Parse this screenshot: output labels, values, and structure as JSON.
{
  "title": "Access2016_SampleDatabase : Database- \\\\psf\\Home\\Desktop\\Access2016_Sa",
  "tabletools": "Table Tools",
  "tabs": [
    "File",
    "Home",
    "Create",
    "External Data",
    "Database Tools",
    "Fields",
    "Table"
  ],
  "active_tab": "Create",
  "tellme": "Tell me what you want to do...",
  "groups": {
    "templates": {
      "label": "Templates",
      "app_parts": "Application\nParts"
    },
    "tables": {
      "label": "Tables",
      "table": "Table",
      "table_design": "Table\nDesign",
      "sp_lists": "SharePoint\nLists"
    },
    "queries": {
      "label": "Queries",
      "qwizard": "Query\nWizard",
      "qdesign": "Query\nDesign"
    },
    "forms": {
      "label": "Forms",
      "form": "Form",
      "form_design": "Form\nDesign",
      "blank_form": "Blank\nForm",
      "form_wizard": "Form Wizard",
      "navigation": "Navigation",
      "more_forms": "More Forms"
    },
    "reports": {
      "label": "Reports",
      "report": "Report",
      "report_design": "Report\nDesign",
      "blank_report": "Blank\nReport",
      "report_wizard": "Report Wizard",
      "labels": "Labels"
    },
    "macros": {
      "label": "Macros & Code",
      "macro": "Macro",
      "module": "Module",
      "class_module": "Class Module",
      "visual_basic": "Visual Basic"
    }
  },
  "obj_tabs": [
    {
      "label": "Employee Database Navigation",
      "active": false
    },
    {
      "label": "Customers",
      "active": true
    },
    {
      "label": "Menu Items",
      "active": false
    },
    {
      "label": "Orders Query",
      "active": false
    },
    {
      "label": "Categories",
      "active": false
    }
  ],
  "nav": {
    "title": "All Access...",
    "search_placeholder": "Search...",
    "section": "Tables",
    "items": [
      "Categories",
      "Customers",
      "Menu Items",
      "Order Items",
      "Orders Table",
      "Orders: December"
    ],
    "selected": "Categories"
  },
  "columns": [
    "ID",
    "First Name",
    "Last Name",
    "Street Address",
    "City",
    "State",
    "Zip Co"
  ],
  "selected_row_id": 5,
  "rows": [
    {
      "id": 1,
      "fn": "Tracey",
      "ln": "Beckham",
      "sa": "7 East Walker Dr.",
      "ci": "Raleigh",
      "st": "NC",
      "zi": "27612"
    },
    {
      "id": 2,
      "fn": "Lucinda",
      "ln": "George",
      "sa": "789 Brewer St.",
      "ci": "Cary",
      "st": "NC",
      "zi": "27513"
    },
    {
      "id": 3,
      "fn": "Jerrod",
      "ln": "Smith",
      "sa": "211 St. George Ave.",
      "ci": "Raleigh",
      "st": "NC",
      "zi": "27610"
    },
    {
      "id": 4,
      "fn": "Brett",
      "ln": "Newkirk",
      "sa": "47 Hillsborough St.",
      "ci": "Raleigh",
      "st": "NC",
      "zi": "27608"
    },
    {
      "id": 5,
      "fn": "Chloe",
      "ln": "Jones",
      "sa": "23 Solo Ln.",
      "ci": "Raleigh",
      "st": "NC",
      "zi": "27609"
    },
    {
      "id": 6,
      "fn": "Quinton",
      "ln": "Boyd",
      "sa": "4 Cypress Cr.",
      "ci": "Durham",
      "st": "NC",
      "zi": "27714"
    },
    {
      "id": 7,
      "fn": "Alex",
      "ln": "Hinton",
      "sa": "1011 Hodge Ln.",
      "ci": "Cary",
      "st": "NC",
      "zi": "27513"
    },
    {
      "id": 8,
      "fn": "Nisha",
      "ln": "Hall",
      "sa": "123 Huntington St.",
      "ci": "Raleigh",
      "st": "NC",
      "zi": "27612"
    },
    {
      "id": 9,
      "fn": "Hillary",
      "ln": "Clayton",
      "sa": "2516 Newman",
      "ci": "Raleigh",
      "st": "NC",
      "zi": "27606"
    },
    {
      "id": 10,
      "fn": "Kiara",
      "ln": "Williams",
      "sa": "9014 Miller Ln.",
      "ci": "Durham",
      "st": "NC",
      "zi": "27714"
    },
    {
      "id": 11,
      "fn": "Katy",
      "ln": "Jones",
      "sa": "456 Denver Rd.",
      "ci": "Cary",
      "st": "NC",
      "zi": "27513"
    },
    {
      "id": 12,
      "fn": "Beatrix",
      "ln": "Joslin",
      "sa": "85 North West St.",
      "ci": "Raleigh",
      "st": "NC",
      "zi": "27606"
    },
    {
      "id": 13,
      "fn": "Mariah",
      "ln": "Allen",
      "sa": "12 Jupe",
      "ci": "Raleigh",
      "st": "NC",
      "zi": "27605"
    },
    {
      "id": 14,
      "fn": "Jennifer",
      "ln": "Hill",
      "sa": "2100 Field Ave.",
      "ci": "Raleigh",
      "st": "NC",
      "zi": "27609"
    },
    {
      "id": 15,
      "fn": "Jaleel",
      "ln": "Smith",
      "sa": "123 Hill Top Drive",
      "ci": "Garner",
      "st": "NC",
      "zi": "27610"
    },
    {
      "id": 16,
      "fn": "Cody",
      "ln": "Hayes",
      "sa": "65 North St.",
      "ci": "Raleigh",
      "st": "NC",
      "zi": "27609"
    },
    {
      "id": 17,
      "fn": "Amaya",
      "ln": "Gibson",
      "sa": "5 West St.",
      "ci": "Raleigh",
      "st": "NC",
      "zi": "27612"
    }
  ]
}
==================================================
> [REQUIREMENTS]
Return the entries in full, keeping every line exactly as it is.

> [ANSWER]
Parse this screenshot: output labels, values, and structure as JSON.
{
  "title": "Access2016_SampleDatabase : Database- \\\\psf\\Home\\Desktop\\Access2016_Sa",
  "tabletools": "Table Tools",
  "tabs": [
    "File",
    "Home",
    "Create",
    "External Data",
    "Database Tools",
    "Fields",
    "Table"
  ],
  "active_tab": "Create",
  "tellme": "Tell me what you want to do...",
  "groups": {
    "templates": {
      "label": "Templates",
      "app_parts": "Application\nParts"
    },
    "tables": {
      "label": "Tables",
      "table": "Table",
      "table_design": "Table\nDesign",
      "sp_lists": "SharePoint\nLists"
    },
    "queries": {
      "label": "Queries",
      "qwizard": "Query\nWizard",
      "qdesign": "Query\nDesign"
    },
    "forms": {
      "label": "Forms",
      "form": "Form",
      "form_design": "Form\nDesign",
      "blank_form": "Blank\nForm",
      "form_wizard": "Form Wizard",
      "navigation": "Navigation",
      "more_forms": "More Forms"
    },
    "reports": {
      "label": "Reports",
      "report": "Report",
      "report_design": "Report\nDesign",
      "blank_report": "Blank\nReport",
      "report_wizard": "Report Wizard",
      "labels": "Labels"
    },
    "macros": {
      "label": "Macros & Code",
      "macro": "Macro",
      "module": "Module",
      "class_module": "Class Module",
      "visual_basic": "Visual Basic"
    }
  },
  "obj_tabs": [
    {
      "label": "Employee Database Navigation",
      "active": false
    },
    {
      "label": "Customers",
      "active": true
    },
    {
      "label": "Menu Items",
      "active": false
    },
    {
      "label": "Orders Query",
      "active": false
    },
    {
      "label": "Categories",
      "active": false
    }
  ],
  "nav": {
    "title": "All Access...",
    "search_placeholder": "Search...",
    "section": "Tables",
    "items": [
      "Categories",
      "Customers",
      "Menu Items",
      "Order Items",
      "Orders Table",
      "Orders: December"
    ],
    "selected": "Categories"
  },
  "columns": [
    "ID",
    "First Name",
    "Last Name",
    "Street Address",
    "City",
    "State",
    "Zip Co"
  ],
  "selected_row_id": 5,
  "rows": [
    {
      "id": 1,
      "fn": "Tracey",
      "ln": "Beckham",
      "sa": "7 East Walker Dr.",
      "ci": "Raleigh",
      "st": "NC",
      "zi": "27612"
    },
    {
      "id": 2,
      "fn": "Lucinda",
      "ln": "George",
      "sa": "789 Brewer St.",
      "ci": "Cary",
      "st": "NC",
      "zi": "27513"
    },
    {
      "id": 3,
      "fn": "Jerrod",
      "ln": "Smith",
      "sa": "211 St. George Ave.",
      "ci": "Raleigh",
      "st": "NC",
      "zi": "27610"
    },
    {
      "id": 4,
      "fn": "Brett",
      "ln": "Newkirk",
      "sa": "47 Hillsborough St.",
      "ci": "Raleigh",
      "st": "NC",
      "zi": "27608"
    },
    {
      "id": 5,
      "fn": "Chloe",
      "ln": "Jones",
      "sa": "23 Solo Ln.",
      "ci": "Raleigh",
      "st": "NC",
      "zi": "27609"
    },
    {
      "id": 6,
      "fn": "Quinton",
      "ln": "Boyd",
      "sa": "4 Cypress Cr.",
      "ci": "Durham",
      "st": "NC",
      "zi": "27714"
    },
    {
      "id": 7,
      "fn": "Alex",
      "ln": "Hinton",
      "sa": "1011 Hodge Ln.",
      "ci": "Cary",
      "st": "NC",
      "zi": "27513"
    },
    {
      "id": 8,
      "fn": "Nisha",
      "ln": "Hall",
      "sa": "123 Huntington St.",
      "ci": "Raleigh",
      "st": "NC",
      "zi": "27612"
    },
    {
      "id": 9,
      "fn": "Hillary",
      "ln": "Clayton",
      "sa": "2516 Newman",
      "ci": "Raleigh",
      "st": "NC",
      "zi": "27606"
    },
    {
      "id": 10,
      "fn": "Kiara",
      "ln": "Williams",
      "sa": "9014 Miller Ln.",
      "ci": "Durham",
      "st": "NC",
      "zi": "27714"
    },
    {
      "id": 11,
      "fn": "Katy",
      "ln": "Jones",
      "sa": "456 Denver Rd.",
      "ci": "Cary",
      "st": "NC",
      "zi": "27513"
    },
    {
      "id": 12,
      "fn": "Beatrix",
      "ln": "Joslin",
      "sa": "85 North West St.",
      "ci": "Raleigh",
      "st": "NC",
      "zi": "27606"
    },
    {
      "id": 13,
      "fn": "Mariah",
      "ln": "Allen",
      "sa": "12 Jupe",
      "ci": "Raleigh",
      "st": "NC",
      "zi": "27605"
    },
    {
      "id": 14,
      "fn": "Jennifer",
      "ln": "Hill",
      "sa": "2100 Field Ave.",
      "ci": "Raleigh",
      "st": "NC",
      "zi": "27609"
    },
    {
      "id": 15,
      "fn": "Jaleel",
      "ln": "Smith",
      "sa": "123 Hill Top Drive",
      "ci": "Garner",
      "st": "NC",
      "zi": "27610"
    },
    {
      "id": 16,
      "fn": "Cody",
      "ln": "Hayes",
      "sa": "65 North St.",
      "ci": "Raleigh",
      "st": "NC",
      "zi": "27609"
    },
    {
      "id": 17,
      "fn": "Amaya",
      "ln": "Gibson",
      "sa": "5 West St.",
      "ci": "Raleigh",
      "st": "NC",
      "zi": "27612"
    }
  ]
}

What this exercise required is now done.